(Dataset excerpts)
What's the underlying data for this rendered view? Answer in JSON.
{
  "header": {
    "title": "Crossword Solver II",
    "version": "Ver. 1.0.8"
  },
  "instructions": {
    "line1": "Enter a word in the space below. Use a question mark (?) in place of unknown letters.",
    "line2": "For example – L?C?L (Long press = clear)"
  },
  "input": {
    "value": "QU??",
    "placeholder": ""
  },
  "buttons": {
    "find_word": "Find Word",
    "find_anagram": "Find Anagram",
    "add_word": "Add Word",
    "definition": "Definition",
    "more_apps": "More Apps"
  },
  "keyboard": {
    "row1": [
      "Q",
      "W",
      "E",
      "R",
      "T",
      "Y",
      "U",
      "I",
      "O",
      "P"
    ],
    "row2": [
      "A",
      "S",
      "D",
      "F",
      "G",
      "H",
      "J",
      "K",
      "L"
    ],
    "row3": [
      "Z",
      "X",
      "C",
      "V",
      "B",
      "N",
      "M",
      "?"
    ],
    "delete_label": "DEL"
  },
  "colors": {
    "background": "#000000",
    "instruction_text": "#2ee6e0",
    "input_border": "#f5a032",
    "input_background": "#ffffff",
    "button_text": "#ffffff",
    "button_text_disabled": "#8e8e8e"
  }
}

[WHAT IS EXPECTED]: Reproduce all of the records exactly.

[TASK RESPONSE]:
What's the underlying data for this rendered view? Answer in JSON.
{
  "header": {
    "title": "Crossword Solver II",
    "version": "Ver. 1.0.8"
  },
  "instructions": {
    "line1": "Enter a word in the space below. Use a question mark (?) in place of unknown letters.",
    "line2": "For example – L?C?L (Long press = clear)"
  },
  "input": {
    "value": "QU??",
    "placeholder": ""
  },
  "buttons": {
    "find_word": "Find Word",
    "find_anagram": "Find Anagram",
    "add_word": "Add Word",
    "definition": "Definition",
    "more_apps": "More Apps"
  },
  "keyboard": {
    "row1": [
      "Q",
      "W",
      "E",
      "R",
      "T",
      "Y",
      "U",
      "I",
      "O",
      "P"
    ],
    "row2": [
      "A",
      "S",
      "D",
      "F",
      "G",
      "H",
      "J",
      "K",
      "L"
    ],
    "row3": [
      "Z",
      "X",
      "C",
      "V",
      "B",
      "N",
      "M",
      "?"
    ],
    "delete_label": "DEL"
  },
  "colors": {
    "background": "#000000",
    "instruction_text": "#2ee6e0",
    "input_border": "#f5a032",
    "input_background": "#ffffff",
    "button_text": "#ffffff",
    "button_text_disabled": "#8e8e8e"
  }
}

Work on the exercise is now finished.